---------- DATASET EXTRACT ----------
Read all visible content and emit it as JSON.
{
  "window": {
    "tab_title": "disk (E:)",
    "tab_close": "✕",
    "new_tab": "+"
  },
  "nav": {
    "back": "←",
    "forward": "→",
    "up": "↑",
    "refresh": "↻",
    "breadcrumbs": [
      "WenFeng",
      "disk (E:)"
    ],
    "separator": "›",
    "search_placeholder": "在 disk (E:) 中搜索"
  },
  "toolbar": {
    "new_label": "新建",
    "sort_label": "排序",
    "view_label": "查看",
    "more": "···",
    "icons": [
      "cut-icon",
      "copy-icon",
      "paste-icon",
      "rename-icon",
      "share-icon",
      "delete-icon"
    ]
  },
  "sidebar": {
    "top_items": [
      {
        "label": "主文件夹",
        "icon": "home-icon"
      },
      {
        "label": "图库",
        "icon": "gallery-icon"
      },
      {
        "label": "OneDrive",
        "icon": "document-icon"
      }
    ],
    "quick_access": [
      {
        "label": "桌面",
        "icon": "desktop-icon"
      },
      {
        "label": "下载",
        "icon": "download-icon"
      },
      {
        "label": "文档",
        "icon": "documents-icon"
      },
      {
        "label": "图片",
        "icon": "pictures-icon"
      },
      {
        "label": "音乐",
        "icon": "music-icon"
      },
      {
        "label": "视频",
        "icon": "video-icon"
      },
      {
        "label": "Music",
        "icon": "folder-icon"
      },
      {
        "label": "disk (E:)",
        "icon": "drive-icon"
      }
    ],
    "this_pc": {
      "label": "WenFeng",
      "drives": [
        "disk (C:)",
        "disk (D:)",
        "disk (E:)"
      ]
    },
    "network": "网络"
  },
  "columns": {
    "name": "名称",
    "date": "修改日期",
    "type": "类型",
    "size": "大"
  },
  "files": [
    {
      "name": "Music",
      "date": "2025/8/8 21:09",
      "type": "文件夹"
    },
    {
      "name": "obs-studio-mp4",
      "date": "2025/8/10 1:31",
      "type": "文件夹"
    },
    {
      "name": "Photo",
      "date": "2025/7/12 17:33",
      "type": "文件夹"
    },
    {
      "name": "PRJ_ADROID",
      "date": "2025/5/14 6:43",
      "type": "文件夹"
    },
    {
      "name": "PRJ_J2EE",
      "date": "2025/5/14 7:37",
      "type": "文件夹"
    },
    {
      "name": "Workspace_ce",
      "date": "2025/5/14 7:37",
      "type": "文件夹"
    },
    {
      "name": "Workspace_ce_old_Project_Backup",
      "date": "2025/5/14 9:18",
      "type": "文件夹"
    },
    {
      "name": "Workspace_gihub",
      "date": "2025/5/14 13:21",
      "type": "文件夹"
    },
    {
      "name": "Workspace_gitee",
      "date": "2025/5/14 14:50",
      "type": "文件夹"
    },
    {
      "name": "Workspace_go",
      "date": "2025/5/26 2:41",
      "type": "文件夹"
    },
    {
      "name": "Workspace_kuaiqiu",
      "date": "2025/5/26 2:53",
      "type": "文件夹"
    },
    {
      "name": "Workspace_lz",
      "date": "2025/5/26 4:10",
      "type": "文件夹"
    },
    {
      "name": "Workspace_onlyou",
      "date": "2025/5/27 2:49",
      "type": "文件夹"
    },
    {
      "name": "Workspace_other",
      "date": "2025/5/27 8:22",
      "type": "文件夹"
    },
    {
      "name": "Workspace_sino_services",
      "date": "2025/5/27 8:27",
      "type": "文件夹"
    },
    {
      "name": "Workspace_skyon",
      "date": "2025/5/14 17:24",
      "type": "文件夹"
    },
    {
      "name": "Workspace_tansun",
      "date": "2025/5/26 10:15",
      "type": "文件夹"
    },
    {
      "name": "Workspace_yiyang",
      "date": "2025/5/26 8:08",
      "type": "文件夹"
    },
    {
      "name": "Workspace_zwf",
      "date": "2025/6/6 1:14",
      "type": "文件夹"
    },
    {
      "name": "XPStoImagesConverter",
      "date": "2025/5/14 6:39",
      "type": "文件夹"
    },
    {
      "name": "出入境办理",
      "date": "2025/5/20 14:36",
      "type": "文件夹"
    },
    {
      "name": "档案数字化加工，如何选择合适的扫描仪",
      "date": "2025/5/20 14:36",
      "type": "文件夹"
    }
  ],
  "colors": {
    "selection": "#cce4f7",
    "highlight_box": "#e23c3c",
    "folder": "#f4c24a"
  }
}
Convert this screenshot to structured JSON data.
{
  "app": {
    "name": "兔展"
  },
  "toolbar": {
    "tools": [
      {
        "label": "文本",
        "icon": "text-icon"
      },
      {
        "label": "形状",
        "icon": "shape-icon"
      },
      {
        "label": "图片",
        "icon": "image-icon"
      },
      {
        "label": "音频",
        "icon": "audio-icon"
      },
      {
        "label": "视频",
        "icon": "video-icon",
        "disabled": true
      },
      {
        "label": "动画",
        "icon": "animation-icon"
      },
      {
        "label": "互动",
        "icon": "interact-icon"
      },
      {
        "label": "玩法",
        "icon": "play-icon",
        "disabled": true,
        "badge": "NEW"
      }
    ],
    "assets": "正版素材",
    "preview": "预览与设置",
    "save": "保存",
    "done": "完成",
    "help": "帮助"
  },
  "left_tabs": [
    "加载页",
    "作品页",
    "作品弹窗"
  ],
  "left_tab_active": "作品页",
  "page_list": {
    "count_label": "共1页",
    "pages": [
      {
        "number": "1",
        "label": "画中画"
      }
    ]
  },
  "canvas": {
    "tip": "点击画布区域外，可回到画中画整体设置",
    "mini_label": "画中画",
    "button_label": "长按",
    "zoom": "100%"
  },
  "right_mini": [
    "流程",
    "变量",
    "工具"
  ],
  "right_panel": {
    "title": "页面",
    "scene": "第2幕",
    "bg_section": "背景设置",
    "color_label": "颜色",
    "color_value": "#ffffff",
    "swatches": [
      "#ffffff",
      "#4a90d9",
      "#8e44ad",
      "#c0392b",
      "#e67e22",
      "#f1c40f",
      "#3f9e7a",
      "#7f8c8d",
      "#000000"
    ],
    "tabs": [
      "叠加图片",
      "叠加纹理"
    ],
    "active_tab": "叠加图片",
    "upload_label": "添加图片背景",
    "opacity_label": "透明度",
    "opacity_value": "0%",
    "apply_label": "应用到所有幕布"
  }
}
----------
> BRIEF: Give back only a number, the number of lines where the string "JSON" occurs.

> TASK SOLUTION: 2